▶ DATA TO PROCESS
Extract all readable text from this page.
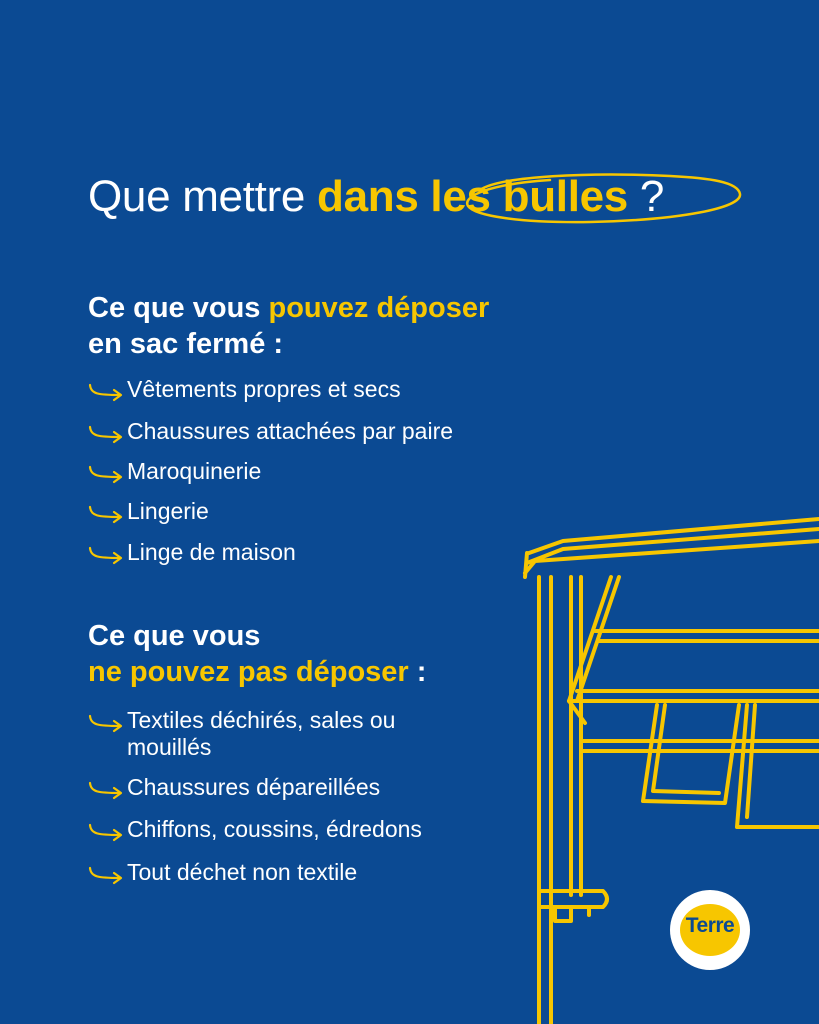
Que mettre dans les bulles ?
Ce que vous pouvez déposer
en sac fermé :
Vêtements propres et secs
Chaussures attachées par paire
Maroquinerie
Lingerie
Linge de maison
Ce que vous
ne pouvez pas déposer :
Textiles déchirés, sales ou
mouillés
Chaussures dépareillées
Chiffons, coussins, édredons
Tout déchet non textile
Terre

▶ SHORT PROBLEM
Leave images out of the retyped records; keep all else exact.

▶ RESULT
Extract all readable text from this page.
Que mettre dans les bulles ?
Ce que vous pouvez déposer
en sac fermé :
Vêtements propres et secs
Chaussures attachées par paire
Maroquinerie
Lingerie
Linge de maison
Ce que vous
ne pouvez pas déposer :
Textiles déchirés, sales ou
mouillés
Chaussures dépareillées
Chiffons, coussins, édredons
Tout déchet non textile
Terre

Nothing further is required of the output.